- **Extract to read**
VirtualZarr with Kerchunk for RiOMar data#
Context#
Purpose#
The goal is to create a virtualzarr for all RiOMar data using Kerchunk (since Icechunk does not work at the moment on Pangeo-EOSC or for data on datamor (https access).
Description#
In this notebook, we will:
list all the RiOMar data available online on Datamore
Create a virtualzarr of the RiOMar data
Save it as kerchunk in parquet format
Contributions#
Notebook#
Justus Magin (author), CNRS-LOPS (France), @keewis
Bibliography and other interesting resources#
from functools import partial
import fsspec
import virtualizarr
import xarray as xr
fs = fsspec.filesystem("http")
inroot = "https://data-fair2adapt.ifremer.fr/riomar/GAMAR"
urls = fs.glob(f"{inroot}/*.nc")
import distributed
cluster = distributed.LocalCluster(n_workers=24)
client = cluster.get_client()
client
func = partial(
virtualizarr.open_virtual_dataset,
backend=virtualizarr.readers.hdf.HDFVirtualBackend,
indexes={},
loadable_variables=[
"time_counter",
"time_instant",
"x_rho",
"y_rho",
"x_u",
"x_v",
"y_u",
"y_v",
"axis_nbounds",
],
decode_times=True,
)
futures = client.map(func, urls)
dss = client.gather(futures)
grid_url = "https://data-fair2adapt.ifremer.fr/riomar/misc/croco_grd_hdf5.nc"

- **Exercise task 1**
In the RiOMar notebook, in what format is the virtual dataset saved as kerchunk?
- **Exercise task 2**
Duplicate the portion of the RiOMar notebook starting at "VirtualZarr with Kerchunk" and ending at "datamor (https access).".
- **Exercise task 3**
Pick up the RiOMar notebook after its final line and continue it.

- **Dataset entries**
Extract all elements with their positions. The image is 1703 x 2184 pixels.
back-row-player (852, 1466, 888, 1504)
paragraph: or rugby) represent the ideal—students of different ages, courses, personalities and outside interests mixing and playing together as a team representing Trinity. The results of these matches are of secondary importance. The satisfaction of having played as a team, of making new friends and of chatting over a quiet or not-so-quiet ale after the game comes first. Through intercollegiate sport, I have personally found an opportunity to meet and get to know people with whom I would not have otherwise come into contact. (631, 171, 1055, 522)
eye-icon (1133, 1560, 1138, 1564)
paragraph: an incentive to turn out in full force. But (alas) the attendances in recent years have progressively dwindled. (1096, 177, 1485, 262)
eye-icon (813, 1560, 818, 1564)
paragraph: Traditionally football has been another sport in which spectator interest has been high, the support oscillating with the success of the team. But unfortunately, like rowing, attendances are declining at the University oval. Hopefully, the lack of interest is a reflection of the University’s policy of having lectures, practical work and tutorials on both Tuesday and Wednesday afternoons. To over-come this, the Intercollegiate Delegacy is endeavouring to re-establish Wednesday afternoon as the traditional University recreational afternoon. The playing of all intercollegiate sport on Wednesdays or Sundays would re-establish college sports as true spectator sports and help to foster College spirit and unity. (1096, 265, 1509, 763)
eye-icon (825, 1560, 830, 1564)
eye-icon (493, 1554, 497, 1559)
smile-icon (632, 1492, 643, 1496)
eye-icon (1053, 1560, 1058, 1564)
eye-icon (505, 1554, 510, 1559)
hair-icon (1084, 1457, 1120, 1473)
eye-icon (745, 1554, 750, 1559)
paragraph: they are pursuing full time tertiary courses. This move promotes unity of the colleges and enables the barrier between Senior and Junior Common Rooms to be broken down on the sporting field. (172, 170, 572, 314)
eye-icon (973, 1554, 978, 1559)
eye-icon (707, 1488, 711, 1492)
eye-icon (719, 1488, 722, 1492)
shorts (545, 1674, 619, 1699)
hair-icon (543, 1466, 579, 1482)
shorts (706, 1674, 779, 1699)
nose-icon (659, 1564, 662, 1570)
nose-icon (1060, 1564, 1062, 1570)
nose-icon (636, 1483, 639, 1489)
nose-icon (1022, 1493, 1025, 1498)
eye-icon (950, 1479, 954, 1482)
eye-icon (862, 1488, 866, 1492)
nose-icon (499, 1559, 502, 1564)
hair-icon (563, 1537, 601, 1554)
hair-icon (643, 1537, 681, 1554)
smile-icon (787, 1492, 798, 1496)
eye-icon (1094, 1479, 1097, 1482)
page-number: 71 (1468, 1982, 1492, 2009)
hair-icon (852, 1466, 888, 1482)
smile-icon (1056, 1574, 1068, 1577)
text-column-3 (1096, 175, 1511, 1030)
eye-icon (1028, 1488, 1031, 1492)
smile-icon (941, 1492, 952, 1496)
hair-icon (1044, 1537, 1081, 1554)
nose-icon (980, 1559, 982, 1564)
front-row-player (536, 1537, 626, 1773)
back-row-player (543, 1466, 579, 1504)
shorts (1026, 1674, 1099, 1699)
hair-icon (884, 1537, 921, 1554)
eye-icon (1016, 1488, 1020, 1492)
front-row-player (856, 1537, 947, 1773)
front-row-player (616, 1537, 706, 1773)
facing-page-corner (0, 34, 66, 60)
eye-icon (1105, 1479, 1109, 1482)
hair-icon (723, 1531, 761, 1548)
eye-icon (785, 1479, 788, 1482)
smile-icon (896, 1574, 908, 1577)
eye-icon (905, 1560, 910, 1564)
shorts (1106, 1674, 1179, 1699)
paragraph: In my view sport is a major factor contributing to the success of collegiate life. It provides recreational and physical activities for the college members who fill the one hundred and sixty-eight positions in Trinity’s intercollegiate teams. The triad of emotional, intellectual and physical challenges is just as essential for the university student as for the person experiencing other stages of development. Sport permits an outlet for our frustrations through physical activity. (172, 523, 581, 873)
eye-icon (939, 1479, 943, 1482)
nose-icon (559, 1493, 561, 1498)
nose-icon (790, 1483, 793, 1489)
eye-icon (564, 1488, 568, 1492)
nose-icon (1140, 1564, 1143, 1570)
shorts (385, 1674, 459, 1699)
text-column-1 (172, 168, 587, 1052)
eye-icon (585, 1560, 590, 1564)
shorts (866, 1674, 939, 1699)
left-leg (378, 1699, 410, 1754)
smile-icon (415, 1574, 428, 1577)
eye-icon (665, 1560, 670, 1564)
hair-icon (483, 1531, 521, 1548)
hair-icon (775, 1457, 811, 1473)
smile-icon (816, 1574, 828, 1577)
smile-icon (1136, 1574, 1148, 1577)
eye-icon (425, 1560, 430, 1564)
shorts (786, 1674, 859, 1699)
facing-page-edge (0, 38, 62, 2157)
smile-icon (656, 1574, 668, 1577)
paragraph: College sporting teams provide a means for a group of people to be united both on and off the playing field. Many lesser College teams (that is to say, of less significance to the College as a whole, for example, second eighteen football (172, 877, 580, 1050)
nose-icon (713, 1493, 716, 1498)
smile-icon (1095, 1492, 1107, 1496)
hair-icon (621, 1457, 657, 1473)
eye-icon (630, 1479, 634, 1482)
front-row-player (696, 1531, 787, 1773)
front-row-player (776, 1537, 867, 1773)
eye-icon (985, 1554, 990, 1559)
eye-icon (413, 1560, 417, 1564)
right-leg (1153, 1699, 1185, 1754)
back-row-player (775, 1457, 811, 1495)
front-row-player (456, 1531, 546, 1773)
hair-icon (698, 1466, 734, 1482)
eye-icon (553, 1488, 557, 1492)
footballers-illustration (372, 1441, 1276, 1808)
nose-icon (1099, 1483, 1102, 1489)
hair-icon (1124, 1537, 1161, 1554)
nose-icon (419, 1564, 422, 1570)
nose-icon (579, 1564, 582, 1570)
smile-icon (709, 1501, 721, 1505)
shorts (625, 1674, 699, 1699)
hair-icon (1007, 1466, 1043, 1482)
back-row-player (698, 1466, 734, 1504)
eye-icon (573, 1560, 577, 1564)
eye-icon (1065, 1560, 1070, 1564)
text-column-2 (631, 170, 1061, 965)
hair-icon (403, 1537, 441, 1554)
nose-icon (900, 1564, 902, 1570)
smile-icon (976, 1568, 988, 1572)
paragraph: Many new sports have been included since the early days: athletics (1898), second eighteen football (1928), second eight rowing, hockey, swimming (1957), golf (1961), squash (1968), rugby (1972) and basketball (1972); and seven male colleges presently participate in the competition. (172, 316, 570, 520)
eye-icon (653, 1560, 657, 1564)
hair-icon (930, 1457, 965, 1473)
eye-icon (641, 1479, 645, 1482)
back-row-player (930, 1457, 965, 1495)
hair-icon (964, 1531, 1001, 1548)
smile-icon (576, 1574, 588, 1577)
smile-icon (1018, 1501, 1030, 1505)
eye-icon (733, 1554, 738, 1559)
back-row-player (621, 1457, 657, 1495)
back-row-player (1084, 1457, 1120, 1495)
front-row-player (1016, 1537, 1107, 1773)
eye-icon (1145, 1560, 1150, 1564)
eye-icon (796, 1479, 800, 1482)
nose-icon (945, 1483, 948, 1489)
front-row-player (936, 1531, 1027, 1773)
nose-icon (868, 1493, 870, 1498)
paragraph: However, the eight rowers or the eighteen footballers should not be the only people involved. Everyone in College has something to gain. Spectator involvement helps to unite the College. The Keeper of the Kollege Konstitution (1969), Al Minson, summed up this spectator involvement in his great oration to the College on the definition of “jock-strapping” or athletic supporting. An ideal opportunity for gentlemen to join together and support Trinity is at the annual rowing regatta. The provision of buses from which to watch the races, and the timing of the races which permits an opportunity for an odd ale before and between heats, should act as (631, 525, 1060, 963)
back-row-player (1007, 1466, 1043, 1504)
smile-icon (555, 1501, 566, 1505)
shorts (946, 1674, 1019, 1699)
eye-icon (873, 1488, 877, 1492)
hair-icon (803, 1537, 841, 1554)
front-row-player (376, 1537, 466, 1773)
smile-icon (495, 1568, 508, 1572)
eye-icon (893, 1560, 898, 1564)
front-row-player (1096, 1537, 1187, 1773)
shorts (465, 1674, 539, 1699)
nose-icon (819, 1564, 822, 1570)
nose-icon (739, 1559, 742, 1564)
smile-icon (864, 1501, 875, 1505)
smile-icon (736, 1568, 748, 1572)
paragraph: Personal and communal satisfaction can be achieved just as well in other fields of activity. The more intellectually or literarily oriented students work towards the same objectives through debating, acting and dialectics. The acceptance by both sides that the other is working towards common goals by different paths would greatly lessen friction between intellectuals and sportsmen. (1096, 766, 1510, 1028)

- **Exercise result 1**
Parquet format.

- **Exercise result 2**
VirtualZarr with Kerchunk for RiOMar data#
Context#
Purpose#
The goal is to create a virtualzarr for all RiOMar data using Kerchunk (since Icechunk does not work at the moment on Pangeo-EOSC or for data on datamor (https access).

- **Exercise result 3**
grid = virtualizarr.open_virtual_dataset(
grid_url, filetype="netcdf4", indexes={}, loadable_variables=["lon_rho", "lat_rho"]
)
grid
ds = (
xr.concat(
dss,
dim="time_counter",
compat="override",
coords="minimal",
combine_attrs="drop_conflicts",
)
.set_coords(["time_counter_bounds", "time_instant_bounds"])
.assign_coords(
{
"nav_lon_rho": lambda ds: ds["nav_lon_rho"].copy(data=grid["lon_rho"].data),
"nav_lat_rho": lambda ds: ds["nav_lat_rho"].copy(data=grid["lat_rho"].data),
}
)
)
ds
ds.virtualize.to_kerchunk("riomar.parquet", format="parquet")
ds.virtualize
reopened = xr.open_dataset("riomar.parquet", engine="kerchunk", chunks={})
reopened
(reopened["nav_lat_rho"] == -1).sum().compute()
virtualizarr.open_virtual_dataset(
"riomar.parquet",
filetype="kerchunk",
indexes={},
loadable_variables=[
"time_counter",
"time_instant",
"x_rho",
"y_rho",
"x_u",
"x_v",
"y_u",
"y_v",
"axis_nbounds",
],
)